■ **OBJECTIVE**:
Copy each line with the word "text" in it.
-- Begin --
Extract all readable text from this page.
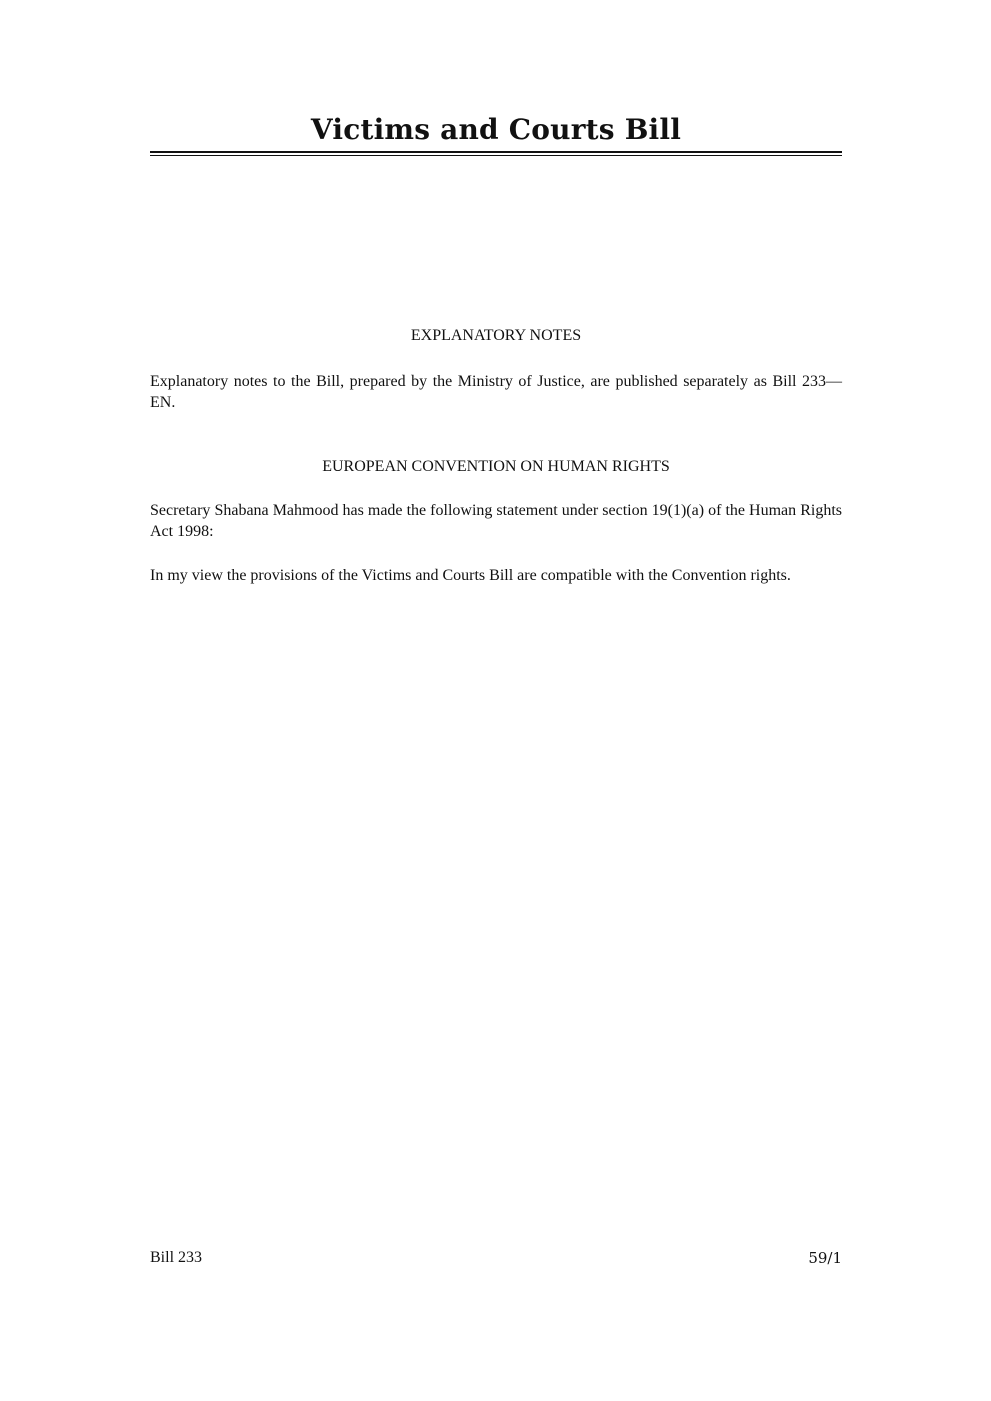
Victims and Courts Bill
EXPLANATORY NOTES

Explanatory notes to the Bill, prepared by the Ministry of Justice, are published separately as Bill 233—EN.

EUROPEAN CONVENTION ON HUMAN RIGHTS

Secretary Shabana Mahmood has made the following statement under section 19(1)(a) of the Human Rights Act 1998:

In my view the provisions of the Victims and Courts Bill are compatible with the Convention rights.

Bill 233	59/1
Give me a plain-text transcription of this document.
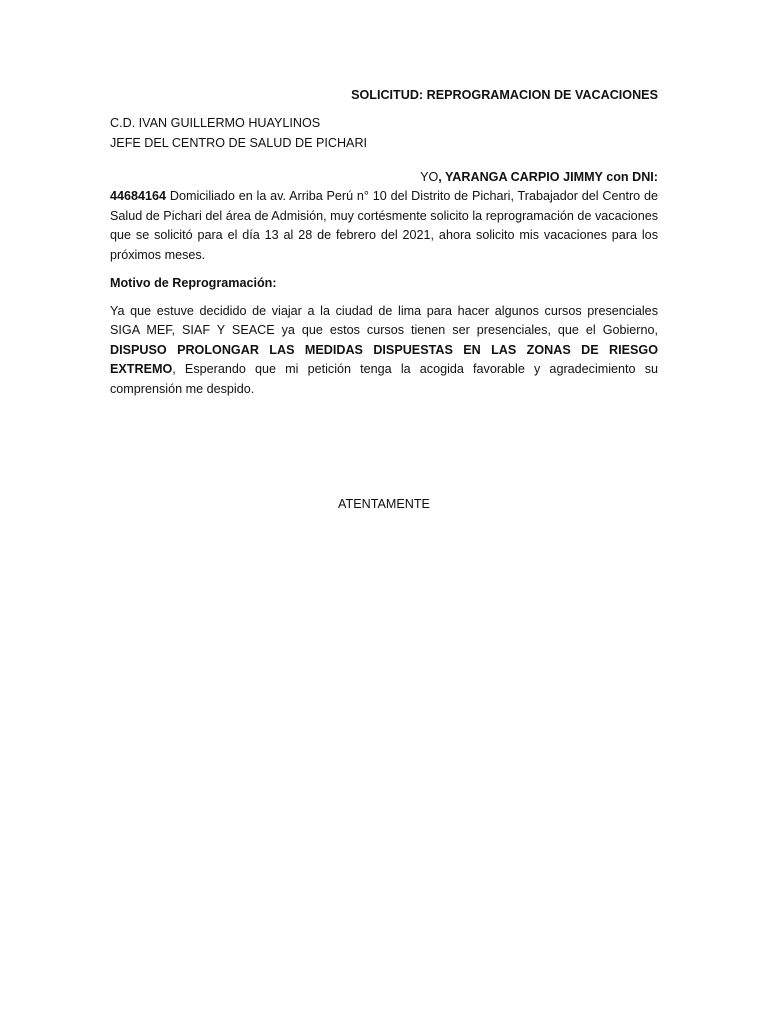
SOLICITUD: REPROGRAMACION DE VACACIONES
C.D. IVAN GUILLERMO HUAYLINOS
JEFE DEL CENTRO DE SALUD DE PICHARI
YO, YARANGA CARPIO JIMMY con DNI:
44684164 Domiciliado en la av. Arriba Perú n° 10 del Distrito de Pichari, Trabajador del Centro de Salud de Pichari del área de Admisión, muy cortésmente solicito la reprogramación de vacaciones que se solicitó para el día 13 al 28 de febrero del 2021, ahora solicito mis vacaciones para los próximos meses.
Motivo de Reprogramación:
Ya que estuve decidido de viajar a la ciudad de lima para hacer algunos cursos presenciales SIGA MEF, SIAF Y SEACE ya que estos cursos tienen ser presenciales, que el Gobierno, DISPUSO PROLONGAR LAS MEDIDAS DISPUESTAS EN LAS ZONAS DE RIESGO EXTREMO, Esperando que mi petición tenga la acogida favorable y agradecimiento su comprensión me despido.
ATENTAMENTE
-- End --
■ **SOLUTION TO THIS PROBLEM**:
Extract all readable text from this page.
Give me a plain-text transcription of this document.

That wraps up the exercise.